Task to carry out =>
Records follow. Select each line holding "logistics".

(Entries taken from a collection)
<<<<
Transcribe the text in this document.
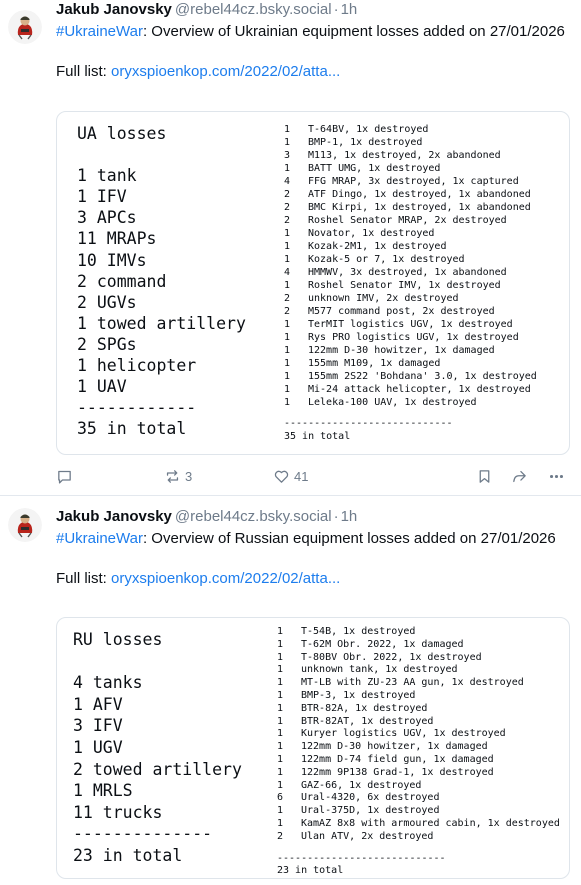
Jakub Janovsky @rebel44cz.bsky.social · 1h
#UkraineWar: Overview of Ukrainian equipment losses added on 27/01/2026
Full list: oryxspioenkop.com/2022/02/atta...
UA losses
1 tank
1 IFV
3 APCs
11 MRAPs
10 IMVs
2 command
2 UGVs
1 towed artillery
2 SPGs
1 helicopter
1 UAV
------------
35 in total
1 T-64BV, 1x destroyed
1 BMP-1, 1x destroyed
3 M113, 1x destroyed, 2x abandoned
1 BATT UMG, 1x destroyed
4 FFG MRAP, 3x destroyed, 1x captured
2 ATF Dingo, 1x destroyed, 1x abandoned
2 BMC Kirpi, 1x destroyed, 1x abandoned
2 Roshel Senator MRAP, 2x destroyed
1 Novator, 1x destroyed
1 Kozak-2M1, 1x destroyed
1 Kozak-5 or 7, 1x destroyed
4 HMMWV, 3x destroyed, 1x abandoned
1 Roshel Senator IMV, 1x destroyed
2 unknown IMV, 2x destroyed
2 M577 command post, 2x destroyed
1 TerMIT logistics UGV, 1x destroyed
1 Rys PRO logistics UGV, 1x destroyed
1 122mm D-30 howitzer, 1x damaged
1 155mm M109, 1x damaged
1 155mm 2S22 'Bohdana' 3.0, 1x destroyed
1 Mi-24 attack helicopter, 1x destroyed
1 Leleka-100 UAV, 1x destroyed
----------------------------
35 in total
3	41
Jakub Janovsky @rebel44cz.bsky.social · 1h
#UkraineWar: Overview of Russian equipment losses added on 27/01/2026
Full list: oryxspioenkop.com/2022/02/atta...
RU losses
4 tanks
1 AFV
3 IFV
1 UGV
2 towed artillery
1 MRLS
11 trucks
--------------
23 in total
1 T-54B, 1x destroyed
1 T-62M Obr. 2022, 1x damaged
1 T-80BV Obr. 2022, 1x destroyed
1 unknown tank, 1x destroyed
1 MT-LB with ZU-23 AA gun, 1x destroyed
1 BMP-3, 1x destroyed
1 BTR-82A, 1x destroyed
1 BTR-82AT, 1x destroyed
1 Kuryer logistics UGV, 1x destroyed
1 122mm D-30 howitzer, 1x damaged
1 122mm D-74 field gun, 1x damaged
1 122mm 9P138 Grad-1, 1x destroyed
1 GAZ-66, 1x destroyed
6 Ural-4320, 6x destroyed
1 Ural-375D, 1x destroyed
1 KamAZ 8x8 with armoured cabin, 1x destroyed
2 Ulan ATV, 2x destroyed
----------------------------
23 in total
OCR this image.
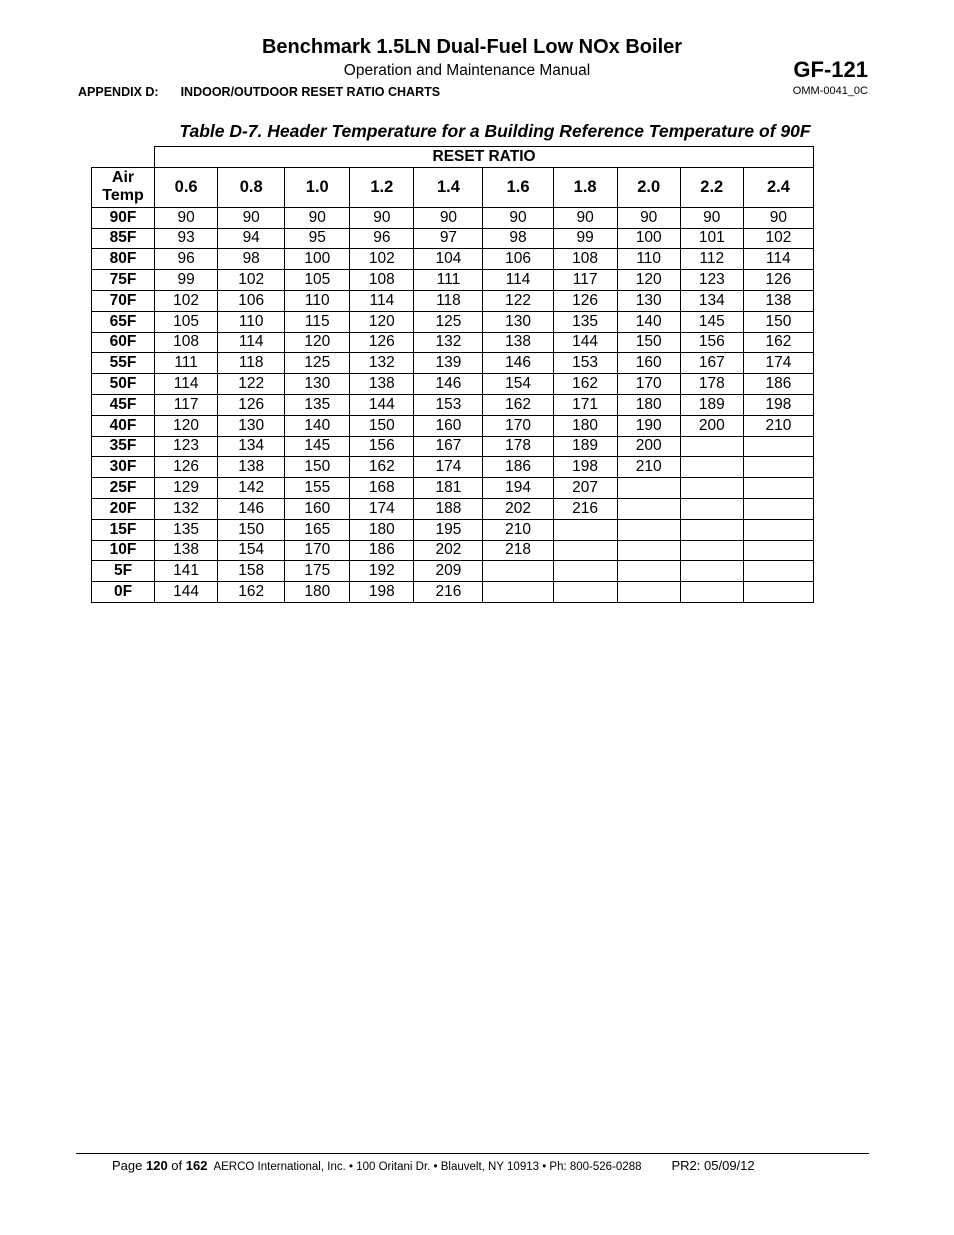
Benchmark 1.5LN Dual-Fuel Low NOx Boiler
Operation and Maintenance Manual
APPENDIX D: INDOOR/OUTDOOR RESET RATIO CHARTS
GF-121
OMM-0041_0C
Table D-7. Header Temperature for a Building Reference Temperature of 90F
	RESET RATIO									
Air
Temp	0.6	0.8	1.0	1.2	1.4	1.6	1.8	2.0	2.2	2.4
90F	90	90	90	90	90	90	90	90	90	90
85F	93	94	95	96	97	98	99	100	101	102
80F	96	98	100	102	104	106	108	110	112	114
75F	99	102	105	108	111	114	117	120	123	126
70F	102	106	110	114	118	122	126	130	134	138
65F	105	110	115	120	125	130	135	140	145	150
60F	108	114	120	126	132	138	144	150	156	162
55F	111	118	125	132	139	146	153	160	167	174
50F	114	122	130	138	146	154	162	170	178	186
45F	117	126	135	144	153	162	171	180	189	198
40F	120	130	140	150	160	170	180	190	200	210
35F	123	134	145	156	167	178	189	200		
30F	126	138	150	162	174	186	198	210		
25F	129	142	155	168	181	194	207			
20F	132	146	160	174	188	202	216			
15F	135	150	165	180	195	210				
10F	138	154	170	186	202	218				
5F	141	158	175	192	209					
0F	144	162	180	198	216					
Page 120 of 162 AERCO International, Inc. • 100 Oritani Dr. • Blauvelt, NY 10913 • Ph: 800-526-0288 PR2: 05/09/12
>>>>
<<<<
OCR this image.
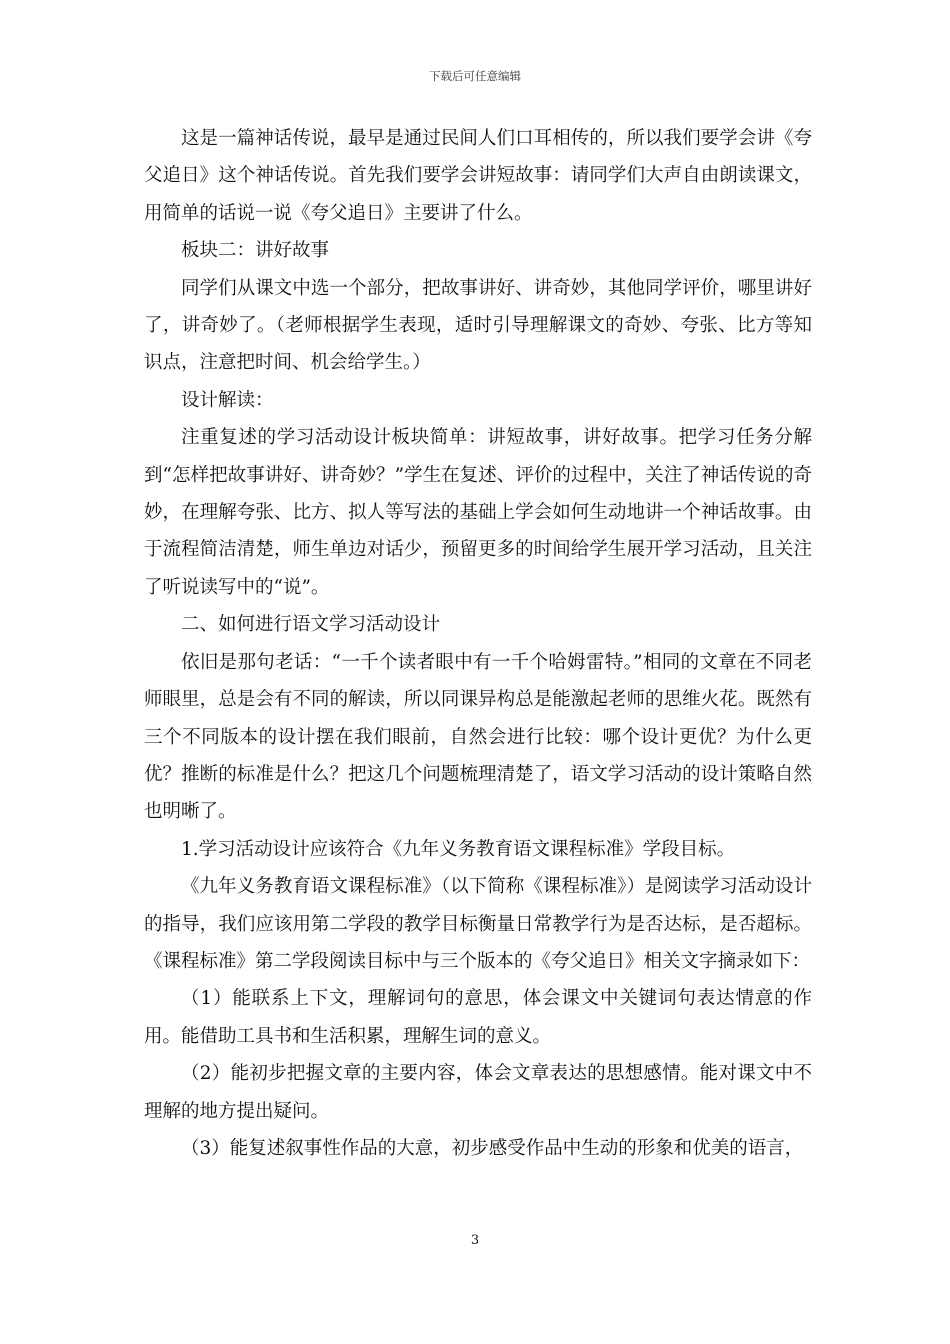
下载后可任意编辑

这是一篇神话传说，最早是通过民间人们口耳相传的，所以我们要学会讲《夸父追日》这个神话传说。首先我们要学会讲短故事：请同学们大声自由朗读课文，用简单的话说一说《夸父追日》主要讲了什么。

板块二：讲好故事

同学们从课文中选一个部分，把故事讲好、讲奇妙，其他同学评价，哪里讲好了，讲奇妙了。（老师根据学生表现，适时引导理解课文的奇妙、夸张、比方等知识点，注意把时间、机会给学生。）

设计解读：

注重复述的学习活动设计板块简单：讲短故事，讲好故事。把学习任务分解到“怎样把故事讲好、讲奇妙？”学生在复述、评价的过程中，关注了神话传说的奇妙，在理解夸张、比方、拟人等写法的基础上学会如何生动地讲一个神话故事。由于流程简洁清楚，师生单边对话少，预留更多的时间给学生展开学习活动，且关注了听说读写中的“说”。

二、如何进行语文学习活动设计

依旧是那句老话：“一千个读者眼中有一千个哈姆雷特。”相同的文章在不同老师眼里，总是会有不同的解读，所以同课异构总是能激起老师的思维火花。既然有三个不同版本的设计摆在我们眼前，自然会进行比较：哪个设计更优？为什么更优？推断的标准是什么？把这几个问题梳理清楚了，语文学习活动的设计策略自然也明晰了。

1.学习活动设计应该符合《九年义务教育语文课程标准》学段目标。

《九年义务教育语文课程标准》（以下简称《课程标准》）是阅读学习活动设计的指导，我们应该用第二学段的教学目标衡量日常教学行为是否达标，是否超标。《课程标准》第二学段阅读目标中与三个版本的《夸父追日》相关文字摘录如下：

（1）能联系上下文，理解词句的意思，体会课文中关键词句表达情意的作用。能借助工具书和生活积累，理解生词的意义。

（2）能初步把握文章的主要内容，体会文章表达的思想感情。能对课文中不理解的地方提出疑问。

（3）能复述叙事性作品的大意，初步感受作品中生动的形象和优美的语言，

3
>>>>
The answer =>
1 TerMIT logistics UGV, 1x destroyed
1 Rys PRO logistics UGV, 1x destroyed
1 Kuryer logistics UGV, 1x destroyed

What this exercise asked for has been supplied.